■ Description of the task ■
Each record below should be repeated precisely as written.

■ Supplied material ■
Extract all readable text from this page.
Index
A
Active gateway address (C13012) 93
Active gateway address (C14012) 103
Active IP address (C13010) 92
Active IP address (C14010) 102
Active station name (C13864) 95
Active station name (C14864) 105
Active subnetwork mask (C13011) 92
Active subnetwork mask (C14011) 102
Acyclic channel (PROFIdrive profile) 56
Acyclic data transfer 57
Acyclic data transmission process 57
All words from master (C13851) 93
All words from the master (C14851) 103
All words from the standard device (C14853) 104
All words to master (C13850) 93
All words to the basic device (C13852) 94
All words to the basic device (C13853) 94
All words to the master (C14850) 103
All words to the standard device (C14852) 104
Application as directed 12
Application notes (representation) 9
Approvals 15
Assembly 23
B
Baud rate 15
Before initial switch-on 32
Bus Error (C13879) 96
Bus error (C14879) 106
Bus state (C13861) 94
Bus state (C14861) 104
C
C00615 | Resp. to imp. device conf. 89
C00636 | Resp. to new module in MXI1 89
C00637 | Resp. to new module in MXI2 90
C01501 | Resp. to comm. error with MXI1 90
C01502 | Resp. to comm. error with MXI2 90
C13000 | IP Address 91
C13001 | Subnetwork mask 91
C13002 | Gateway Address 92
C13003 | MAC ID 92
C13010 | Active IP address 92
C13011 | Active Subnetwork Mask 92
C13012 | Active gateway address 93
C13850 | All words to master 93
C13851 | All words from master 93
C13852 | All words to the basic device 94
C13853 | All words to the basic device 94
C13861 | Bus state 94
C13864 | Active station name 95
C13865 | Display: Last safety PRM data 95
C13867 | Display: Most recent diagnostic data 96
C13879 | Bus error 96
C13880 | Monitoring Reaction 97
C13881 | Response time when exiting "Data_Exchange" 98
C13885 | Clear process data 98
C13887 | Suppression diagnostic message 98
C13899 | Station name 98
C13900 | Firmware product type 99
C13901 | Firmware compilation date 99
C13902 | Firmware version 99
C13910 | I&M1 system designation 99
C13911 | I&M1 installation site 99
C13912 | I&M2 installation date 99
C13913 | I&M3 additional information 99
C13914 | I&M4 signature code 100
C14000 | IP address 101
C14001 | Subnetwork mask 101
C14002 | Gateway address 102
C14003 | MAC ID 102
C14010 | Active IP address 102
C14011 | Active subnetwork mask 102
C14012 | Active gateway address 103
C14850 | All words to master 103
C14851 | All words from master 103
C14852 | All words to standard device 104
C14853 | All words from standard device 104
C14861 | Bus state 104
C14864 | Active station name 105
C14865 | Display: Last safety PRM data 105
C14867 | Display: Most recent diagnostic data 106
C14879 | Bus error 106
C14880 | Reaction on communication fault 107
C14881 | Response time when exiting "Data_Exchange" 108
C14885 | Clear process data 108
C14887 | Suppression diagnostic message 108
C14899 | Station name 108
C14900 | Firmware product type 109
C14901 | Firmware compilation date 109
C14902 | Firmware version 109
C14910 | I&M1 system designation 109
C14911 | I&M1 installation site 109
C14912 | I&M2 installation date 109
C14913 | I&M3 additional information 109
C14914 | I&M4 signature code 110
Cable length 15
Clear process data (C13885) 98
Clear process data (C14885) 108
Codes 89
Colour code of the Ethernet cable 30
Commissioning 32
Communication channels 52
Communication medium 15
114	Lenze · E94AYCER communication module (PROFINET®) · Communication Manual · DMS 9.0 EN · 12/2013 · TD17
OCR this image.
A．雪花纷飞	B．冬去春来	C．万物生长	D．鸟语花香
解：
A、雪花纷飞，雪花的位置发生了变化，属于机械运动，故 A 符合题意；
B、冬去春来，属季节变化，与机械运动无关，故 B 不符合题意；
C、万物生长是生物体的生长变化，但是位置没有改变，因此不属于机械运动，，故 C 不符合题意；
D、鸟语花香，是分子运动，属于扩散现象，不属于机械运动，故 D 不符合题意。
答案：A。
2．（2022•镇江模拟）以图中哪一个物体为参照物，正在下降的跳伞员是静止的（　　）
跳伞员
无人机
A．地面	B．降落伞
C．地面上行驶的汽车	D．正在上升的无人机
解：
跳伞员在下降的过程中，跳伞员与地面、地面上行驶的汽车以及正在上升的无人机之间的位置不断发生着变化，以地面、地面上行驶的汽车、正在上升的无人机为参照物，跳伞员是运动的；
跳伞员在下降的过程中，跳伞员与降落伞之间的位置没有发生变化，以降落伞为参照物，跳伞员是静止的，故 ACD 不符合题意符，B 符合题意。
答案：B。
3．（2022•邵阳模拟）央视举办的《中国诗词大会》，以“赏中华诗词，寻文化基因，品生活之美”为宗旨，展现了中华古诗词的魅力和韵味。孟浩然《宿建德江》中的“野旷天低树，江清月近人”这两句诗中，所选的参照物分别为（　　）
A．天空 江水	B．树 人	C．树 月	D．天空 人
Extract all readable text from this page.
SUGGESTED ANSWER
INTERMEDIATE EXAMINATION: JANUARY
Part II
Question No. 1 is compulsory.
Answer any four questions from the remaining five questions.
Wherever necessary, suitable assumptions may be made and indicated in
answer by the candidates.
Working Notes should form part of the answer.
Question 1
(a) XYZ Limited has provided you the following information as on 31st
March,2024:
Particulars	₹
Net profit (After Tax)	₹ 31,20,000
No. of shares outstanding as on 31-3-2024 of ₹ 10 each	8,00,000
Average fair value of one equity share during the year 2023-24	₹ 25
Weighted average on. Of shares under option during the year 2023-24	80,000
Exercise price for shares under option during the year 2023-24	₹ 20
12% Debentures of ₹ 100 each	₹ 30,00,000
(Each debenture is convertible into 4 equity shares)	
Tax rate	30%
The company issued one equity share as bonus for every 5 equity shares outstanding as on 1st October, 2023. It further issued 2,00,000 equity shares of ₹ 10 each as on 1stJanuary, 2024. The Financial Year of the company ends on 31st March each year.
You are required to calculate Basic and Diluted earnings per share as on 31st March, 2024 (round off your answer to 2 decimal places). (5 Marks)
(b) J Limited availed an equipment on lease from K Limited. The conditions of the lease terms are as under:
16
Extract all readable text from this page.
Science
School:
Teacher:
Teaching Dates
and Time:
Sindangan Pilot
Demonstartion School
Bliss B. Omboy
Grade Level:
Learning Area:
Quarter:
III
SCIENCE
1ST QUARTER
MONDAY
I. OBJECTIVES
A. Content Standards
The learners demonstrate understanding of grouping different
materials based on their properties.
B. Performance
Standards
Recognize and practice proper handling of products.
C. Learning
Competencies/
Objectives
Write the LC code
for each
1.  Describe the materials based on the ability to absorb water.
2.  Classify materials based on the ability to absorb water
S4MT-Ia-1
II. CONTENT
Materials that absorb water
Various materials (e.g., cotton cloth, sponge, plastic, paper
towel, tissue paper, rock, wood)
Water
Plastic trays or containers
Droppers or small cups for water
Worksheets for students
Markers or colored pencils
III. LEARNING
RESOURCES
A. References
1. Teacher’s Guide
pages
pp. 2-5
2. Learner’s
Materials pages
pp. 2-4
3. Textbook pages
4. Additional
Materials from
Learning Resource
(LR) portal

■ Output ■
Extract all readable text from this page.
Index
A
Active gateway address (C13012) 93
Active gateway address (C14012) 103
Active IP address (C13010) 92
Active IP address (C14010) 102
Active station name (C13864) 95
Active station name (C14864) 105
Active subnetwork mask (C13011) 92
Active subnetwork mask (C14011) 102
Acyclic channel (PROFIdrive profile) 56
Acyclic data transfer 57
Acyclic data transmission process 57
All words from master (C13851) 93
All words from the master (C14851) 103
All words from the standard device (C14853) 104
All words to master (C13850) 93
All words to the basic device (C13852) 94
All words to the basic device (C13853) 94
All words to the master (C14850) 103
All words to the standard device (C14852) 104
Application as directed 12
Application notes (representation) 9
Approvals 15
Assembly 23
B
Baud rate 15
Before initial switch-on 32
Bus Error (C13879) 96
Bus error (C14879) 106
Bus state (C13861) 94
Bus state (C14861) 104
C
C00615 | Resp. to imp. device conf. 89
C00636 | Resp. to new module in MXI1 89
C00637 | Resp. to new module in MXI2 90
C01501 | Resp. to comm. error with MXI1 90
C01502 | Resp. to comm. error with MXI2 90
C13000 | IP Address 91
C13001 | Subnetwork mask 91
C13002 | Gateway Address 92
C13003 | MAC ID 92
C13010 | Active IP address 92
C13011 | Active Subnetwork Mask 92
C13012 | Active gateway address 93
C13850 | All words to master 93
C13851 | All words from master 93
C13852 | All words to the basic device 94
C13853 | All words to the basic device 94
C13861 | Bus state 94
C13864 | Active station name 95
C13865 | Display: Last safety PRM data 95
C13867 | Display: Most recent diagnostic data 96
C13879 | Bus error 96
C13880 | Monitoring Reaction 97
C13881 | Response time when exiting "Data_Exchange" 98
C13885 | Clear process data 98
C13887 | Suppression diagnostic message 98
C13899 | Station name 98
C13900 | Firmware product type 99
C13901 | Firmware compilation date 99
C13902 | Firmware version 99
C13910 | I&M1 system designation 99
C13911 | I&M1 installation site 99
C13912 | I&M2 installation date 99
C13913 | I&M3 additional information 99
C13914 | I&M4 signature code 100
C14000 | IP address 101
C14001 | Subnetwork mask 101
C14002 | Gateway address 102
C14003 | MAC ID 102
C14010 | Active IP address 102
C14011 | Active subnetwork mask 102
C14012 | Active gateway address 103
C14850 | All words to master 103
C14851 | All words from master 103
C14852 | All words to standard device 104
C14853 | All words from standard device 104
C14861 | Bus state 104
C14864 | Active station name 105
C14865 | Display: Last safety PRM data 105
C14867 | Display: Most recent diagnostic data 106
C14879 | Bus error 106
C14880 | Reaction on communication fault 107
C14881 | Response time when exiting "Data_Exchange" 108
C14885 | Clear process data 108
C14887 | Suppression diagnostic message 108
C14899 | Station name 108
C14900 | Firmware product type 109
C14901 | Firmware compilation date 109
C14902 | Firmware version 109
C14910 | I&M1 system designation 109
C14911 | I&M1 installation site 109
C14912 | I&M2 installation date 109
C14913 | I&M3 additional information 109
C14914 | I&M4 signature code 110
Cable length 15
Clear process data (C13885) 98
Clear process data (C14885) 108
Codes 89
Colour code of the Ethernet cable 30
Commissioning 32
Communication channels 52
Communication medium 15
114	Lenze · E94AYCER communication module (PROFINET®) · Communication Manual · DMS 9.0 EN · 12/2013 · TD17
OCR this image.
A．雪花纷飞	B．冬去春来	C．万物生长	D．鸟语花香
解：
A、雪花纷飞，雪花的位置发生了变化，属于机械运动，故 A 符合题意；
B、冬去春来，属季节变化，与机械运动无关，故 B 不符合题意；
C、万物生长是生物体的生长变化，但是位置没有改变，因此不属于机械运动，，故 C 不符合题意；
D、鸟语花香，是分子运动，属于扩散现象，不属于机械运动，故 D 不符合题意。
答案：A。
2．（2022•镇江模拟）以图中哪一个物体为参照物，正在下降的跳伞员是静止的（　　）
跳伞员
无人机
A．地面	B．降落伞
C．地面上行驶的汽车	D．正在上升的无人机
解：
跳伞员在下降的过程中，跳伞员与地面、地面上行驶的汽车以及正在上升的无人机之间的位置不断发生着变化，以地面、地面上行驶的汽车、正在上升的无人机为参照物，跳伞员是运动的；
跳伞员在下降的过程中，跳伞员与降落伞之间的位置没有发生变化，以降落伞为参照物，跳伞员是静止的，故 ACD 不符合题意符，B 符合题意。
答案：B。
3．（2022•邵阳模拟）央视举办的《中国诗词大会》，以“赏中华诗词，寻文化基因，品生活之美”为宗旨，展现了中华古诗词的魅力和韵味。孟浩然《宿建德江》中的“野旷天低树，江清月近人”这两句诗中，所选的参照物分别为（　　）
A．天空 江水	B．树 人	C．树 月	D．天空 人
Extract all readable text from this page.
SUGGESTED ANSWER
INTERMEDIATE EXAMINATION: JANUARY
Part II
Question No. 1 is compulsory.
Answer any four questions from the remaining five questions.
Wherever necessary, suitable assumptions may be made and indicated in
answer by the candidates.
Working Notes should form part of the answer.
Question 1
(a) XYZ Limited has provided you the following information as on 31st
March,2024:
Particulars	₹
Net profit (After Tax)	₹ 31,20,000
No. of shares outstanding as on 31-3-2024 of ₹ 10 each	8,00,000
Average fair value of one equity share during the year 2023-24	₹ 25
Weighted average on. Of shares under option during the year 2023-24	80,000
Exercise price for shares under option during the year 2023-24	₹ 20
12% Debentures of ₹ 100 each	₹ 30,00,000
(Each debenture is convertible into 4 equity shares)	
Tax rate	30%
The company issued one equity share as bonus for every 5 equity shares outstanding as on 1st October, 2023. It further issued 2,00,000 equity shares of ₹ 10 each as on 1stJanuary, 2024. The Financial Year of the company ends on 31st March each year.
You are required to calculate Basic and Diluted earnings per share as on 31st March, 2024 (round off your answer to 2 decimal places). (5 Marks)
(b) J Limited availed an equipment on lease from K Limited. The conditions of the lease terms are as under:
16
Extract all readable text from this page.
Science
School:
Teacher:
Teaching Dates
and Time:
Sindangan Pilot
Demonstartion School
Bliss B. Omboy
Grade Level:
Learning Area:
Quarter:
III
SCIENCE
1ST QUARTER
MONDAY
I. OBJECTIVES
A. Content Standards
The learners demonstrate understanding of grouping different
materials based on their properties.
B. Performance
Standards
Recognize and practice proper handling of products.
C. Learning
Competencies/
Objectives
Write the LC code
for each
1.  Describe the materials based on the ability to absorb water.
2.  Classify materials based on the ability to absorb water
S4MT-Ia-1
II. CONTENT
Materials that absorb water
Various materials (e.g., cotton cloth, sponge, plastic, paper
towel, tissue paper, rock, wood)
Water
Plastic trays or containers
Droppers or small cups for water
Worksheets for students
Markers or colored pencils
III. LEARNING
RESOURCES
A. References
1. Teacher’s Guide
pages
pp. 2-5
2. Learner’s
Materials pages
pp. 2-4
3. Textbook pages
4. Additional
Materials from
Learning Resource
(LR) portal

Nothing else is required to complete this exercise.